» Stated task
Print all records exactly, leaving nothing out.

-- begin Material supplied --

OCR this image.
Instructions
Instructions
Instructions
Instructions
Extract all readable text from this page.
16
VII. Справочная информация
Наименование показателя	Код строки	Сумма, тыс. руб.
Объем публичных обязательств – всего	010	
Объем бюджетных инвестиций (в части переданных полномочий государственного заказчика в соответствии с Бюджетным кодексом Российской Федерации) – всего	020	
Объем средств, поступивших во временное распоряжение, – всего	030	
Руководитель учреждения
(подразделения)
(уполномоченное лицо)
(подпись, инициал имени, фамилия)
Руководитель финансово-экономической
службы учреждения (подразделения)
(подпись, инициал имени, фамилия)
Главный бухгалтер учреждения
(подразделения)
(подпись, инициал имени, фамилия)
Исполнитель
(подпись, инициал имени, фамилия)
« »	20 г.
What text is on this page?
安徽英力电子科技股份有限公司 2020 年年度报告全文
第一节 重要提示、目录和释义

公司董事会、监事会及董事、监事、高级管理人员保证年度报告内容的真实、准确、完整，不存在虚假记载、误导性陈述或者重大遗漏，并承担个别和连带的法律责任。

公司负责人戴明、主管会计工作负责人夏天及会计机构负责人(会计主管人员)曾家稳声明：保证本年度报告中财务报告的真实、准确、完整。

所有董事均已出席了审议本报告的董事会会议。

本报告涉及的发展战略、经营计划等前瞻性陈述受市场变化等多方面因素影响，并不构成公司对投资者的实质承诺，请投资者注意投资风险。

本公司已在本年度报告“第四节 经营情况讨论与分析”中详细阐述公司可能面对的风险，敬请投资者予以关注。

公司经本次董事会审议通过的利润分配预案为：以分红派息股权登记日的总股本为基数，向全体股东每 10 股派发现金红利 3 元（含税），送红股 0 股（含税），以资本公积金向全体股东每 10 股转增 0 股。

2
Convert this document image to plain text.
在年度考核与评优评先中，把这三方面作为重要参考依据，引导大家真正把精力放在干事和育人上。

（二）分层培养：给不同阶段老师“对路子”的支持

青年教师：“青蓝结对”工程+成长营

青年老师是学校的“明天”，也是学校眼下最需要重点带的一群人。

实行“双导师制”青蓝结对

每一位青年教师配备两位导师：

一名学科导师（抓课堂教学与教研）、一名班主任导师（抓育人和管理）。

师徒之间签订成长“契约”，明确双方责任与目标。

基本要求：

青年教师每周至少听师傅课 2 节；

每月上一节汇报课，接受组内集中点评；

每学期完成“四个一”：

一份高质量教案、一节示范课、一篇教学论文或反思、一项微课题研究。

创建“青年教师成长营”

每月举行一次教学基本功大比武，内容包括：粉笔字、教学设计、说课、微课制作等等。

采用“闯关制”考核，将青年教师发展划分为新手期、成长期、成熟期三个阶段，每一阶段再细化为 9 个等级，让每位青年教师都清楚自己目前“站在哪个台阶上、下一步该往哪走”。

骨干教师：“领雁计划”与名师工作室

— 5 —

-- end Material supplied --

» Result of the task
OCR this image.
Instructions
Instructions
Instructions
Instructions
Extract all readable text from this page.
16
VII. Справочная информация
Наименование показателя	Код строки	Сумма, тыс. руб.
Объем публичных обязательств – всего	010	
Объем бюджетных инвестиций (в части переданных полномочий государственного заказчика в соответствии с Бюджетным кодексом Российской Федерации) – всего	020	
Объем средств, поступивших во временное распоряжение, – всего	030	
Руководитель учреждения
(подразделения)
(уполномоченное лицо)
(подпись, инициал имени, фамилия)
Руководитель финансово-экономической
службы учреждения (подразделения)
(подпись, инициал имени, фамилия)
Главный бухгалтер учреждения
(подразделения)
(подпись, инициал имени, фамилия)
Исполнитель
(подпись, инициал имени, фамилия)
« »	20 г.
What text is on this page?
安徽英力电子科技股份有限公司 2020 年年度报告全文
第一节 重要提示、目录和释义

公司董事会、监事会及董事、监事、高级管理人员保证年度报告内容的真实、准确、完整，不存在虚假记载、误导性陈述或者重大遗漏，并承担个别和连带的法律责任。

公司负责人戴明、主管会计工作负责人夏天及会计机构负责人(会计主管人员)曾家稳声明：保证本年度报告中财务报告的真实、准确、完整。

所有董事均已出席了审议本报告的董事会会议。

本报告涉及的发展战略、经营计划等前瞻性陈述受市场变化等多方面因素影响，并不构成公司对投资者的实质承诺，请投资者注意投资风险。

本公司已在本年度报告“第四节 经营情况讨论与分析”中详细阐述公司可能面对的风险，敬请投资者予以关注。

公司经本次董事会审议通过的利润分配预案为：以分红派息股权登记日的总股本为基数，向全体股东每 10 股派发现金红利 3 元（含税），送红股 0 股（含税），以资本公积金向全体股东每 10 股转增 0 股。

2
Convert this document image to plain text.
在年度考核与评优评先中，把这三方面作为重要参考依据，引导大家真正把精力放在干事和育人上。

（二）分层培养：给不同阶段老师“对路子”的支持

青年教师：“青蓝结对”工程+成长营

青年老师是学校的“明天”，也是学校眼下最需要重点带的一群人。

实行“双导师制”青蓝结对

每一位青年教师配备两位导师：

一名学科导师（抓课堂教学与教研）、一名班主任导师（抓育人和管理）。

师徒之间签订成长“契约”，明确双方责任与目标。

基本要求：

青年教师每周至少听师傅课 2 节；

每月上一节汇报课，接受组内集中点评；

每学期完成“四个一”：

一份高质量教案、一节示范课、一篇教学论文或反思、一项微课题研究。

创建“青年教师成长营”

每月举行一次教学基本功大比武，内容包括：粉笔字、教学设计、说课、微课制作等等。

采用“闯关制”考核，将青年教师发展划分为新手期、成长期、成熟期三个阶段，每一阶段再细化为 9 个等级，让每位青年教师都清楚自己目前“站在哪个台阶上、下一步该往哪走”。

骨干教师：“领雁计划”与名师工作室

— 5 —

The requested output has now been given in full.